(Extracted data entries)

══════

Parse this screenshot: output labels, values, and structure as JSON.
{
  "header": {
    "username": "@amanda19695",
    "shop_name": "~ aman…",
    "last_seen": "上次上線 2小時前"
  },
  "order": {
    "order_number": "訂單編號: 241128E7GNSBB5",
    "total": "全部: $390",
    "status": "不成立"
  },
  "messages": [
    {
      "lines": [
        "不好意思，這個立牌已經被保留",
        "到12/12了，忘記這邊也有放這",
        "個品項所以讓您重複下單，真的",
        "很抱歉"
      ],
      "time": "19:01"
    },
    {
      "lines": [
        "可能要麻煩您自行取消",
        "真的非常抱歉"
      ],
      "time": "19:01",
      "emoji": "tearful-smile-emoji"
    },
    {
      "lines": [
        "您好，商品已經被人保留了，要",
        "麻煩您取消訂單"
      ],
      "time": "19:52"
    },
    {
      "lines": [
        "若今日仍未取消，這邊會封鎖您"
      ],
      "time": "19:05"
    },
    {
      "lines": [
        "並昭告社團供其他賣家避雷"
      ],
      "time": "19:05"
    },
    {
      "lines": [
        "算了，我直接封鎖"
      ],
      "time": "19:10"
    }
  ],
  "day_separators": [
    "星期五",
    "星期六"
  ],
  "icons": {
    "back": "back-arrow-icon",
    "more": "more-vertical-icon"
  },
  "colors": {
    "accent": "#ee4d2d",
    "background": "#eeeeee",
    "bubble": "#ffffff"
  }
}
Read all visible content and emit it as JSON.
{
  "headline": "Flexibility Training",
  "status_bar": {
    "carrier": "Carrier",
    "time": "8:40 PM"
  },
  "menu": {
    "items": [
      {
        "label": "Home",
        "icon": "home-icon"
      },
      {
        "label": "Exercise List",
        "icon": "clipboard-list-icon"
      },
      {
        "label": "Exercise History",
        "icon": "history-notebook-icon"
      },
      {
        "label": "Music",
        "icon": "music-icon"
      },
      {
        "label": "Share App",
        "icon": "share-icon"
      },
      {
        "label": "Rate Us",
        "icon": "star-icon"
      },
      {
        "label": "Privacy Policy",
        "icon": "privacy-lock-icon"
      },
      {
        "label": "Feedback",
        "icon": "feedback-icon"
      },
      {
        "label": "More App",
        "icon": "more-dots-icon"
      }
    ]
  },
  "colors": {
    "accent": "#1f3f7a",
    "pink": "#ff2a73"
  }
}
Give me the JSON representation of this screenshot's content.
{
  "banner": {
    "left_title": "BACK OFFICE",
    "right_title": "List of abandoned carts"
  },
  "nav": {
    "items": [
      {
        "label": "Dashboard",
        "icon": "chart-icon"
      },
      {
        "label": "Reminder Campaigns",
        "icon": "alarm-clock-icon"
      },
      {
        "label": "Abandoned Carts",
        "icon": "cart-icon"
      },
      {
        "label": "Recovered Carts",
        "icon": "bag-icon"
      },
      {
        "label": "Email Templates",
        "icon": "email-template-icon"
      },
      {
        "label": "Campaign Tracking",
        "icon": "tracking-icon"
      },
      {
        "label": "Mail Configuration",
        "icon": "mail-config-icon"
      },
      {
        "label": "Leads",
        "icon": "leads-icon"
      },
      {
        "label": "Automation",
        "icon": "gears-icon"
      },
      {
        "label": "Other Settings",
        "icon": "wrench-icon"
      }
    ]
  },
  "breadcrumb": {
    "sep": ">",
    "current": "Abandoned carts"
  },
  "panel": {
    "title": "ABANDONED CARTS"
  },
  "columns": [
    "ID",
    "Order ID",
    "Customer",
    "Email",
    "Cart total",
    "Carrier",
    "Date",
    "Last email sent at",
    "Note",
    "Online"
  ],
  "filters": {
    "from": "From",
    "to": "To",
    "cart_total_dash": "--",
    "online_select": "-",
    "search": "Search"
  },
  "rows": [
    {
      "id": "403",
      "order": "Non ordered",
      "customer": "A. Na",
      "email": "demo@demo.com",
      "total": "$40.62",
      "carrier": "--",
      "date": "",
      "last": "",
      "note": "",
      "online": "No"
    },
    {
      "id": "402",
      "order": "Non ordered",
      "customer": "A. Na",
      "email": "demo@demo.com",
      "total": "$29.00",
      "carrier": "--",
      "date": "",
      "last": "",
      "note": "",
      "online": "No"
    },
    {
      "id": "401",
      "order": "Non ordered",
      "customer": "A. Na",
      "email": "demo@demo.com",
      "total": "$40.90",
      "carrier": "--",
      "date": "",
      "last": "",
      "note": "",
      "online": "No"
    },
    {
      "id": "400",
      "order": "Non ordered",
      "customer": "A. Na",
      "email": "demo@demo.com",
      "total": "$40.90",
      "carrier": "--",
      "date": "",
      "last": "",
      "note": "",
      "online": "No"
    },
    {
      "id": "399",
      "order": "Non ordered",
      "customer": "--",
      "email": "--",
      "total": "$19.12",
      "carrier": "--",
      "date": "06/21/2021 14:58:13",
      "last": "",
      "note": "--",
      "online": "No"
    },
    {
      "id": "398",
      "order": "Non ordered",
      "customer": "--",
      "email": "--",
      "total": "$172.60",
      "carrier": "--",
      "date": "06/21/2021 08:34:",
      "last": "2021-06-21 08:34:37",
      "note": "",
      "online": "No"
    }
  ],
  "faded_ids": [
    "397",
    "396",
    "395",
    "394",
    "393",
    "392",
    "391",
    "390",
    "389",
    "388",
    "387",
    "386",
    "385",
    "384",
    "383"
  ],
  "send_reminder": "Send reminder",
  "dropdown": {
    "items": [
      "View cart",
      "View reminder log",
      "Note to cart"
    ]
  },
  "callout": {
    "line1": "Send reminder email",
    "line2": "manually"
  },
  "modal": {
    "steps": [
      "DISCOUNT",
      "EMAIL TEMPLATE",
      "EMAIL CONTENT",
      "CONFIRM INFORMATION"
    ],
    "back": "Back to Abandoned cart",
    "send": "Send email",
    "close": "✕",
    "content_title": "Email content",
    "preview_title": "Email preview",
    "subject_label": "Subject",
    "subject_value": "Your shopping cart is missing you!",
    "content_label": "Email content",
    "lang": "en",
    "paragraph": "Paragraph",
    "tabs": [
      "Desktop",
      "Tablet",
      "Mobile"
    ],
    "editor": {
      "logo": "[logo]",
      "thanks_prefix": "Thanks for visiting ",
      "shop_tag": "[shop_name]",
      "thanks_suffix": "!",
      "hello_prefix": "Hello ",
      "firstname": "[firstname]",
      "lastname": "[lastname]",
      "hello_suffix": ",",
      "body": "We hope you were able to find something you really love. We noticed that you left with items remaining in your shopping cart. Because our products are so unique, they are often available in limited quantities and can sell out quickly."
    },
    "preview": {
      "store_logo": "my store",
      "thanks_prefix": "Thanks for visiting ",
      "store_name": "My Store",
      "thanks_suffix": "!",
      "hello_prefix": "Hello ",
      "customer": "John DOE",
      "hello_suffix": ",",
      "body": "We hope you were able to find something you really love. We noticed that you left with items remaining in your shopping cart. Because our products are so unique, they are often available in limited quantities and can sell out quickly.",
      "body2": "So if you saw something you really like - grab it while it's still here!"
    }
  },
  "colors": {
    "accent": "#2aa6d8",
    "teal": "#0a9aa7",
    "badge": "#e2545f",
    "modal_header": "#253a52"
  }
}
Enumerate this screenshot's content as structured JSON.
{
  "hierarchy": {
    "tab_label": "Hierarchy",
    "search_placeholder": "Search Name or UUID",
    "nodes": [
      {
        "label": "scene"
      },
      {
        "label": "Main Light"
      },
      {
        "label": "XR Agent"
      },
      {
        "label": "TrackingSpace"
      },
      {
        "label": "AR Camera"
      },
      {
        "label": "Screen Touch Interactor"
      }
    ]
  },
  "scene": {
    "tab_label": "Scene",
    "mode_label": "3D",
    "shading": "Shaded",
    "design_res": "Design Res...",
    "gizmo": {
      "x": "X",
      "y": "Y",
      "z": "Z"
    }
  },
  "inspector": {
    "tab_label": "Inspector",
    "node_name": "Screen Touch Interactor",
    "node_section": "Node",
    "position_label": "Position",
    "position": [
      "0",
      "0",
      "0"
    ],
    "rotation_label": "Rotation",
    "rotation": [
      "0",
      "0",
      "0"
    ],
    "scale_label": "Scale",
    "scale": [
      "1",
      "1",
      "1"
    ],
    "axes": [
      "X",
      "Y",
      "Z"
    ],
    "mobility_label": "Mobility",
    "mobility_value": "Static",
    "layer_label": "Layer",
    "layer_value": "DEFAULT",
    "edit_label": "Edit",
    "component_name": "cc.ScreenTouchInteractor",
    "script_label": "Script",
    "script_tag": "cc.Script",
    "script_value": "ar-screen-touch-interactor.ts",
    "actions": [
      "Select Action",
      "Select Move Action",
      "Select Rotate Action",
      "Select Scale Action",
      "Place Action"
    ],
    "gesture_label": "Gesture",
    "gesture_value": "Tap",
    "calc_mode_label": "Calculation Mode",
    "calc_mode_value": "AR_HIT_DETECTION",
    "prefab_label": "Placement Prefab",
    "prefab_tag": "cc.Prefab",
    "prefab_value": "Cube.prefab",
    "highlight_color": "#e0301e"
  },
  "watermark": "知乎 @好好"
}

══════

**Task to carry out**
Identify the lines in the entries that hold "JSON" and return each one.

**Reply**
Parse this screenshot: output labels, values, and structure as JSON.
Read all visible content and emit it as JSON.
Give me the JSON representation of this screenshot's content.
Enumerate this screenshot's content as structured JSON.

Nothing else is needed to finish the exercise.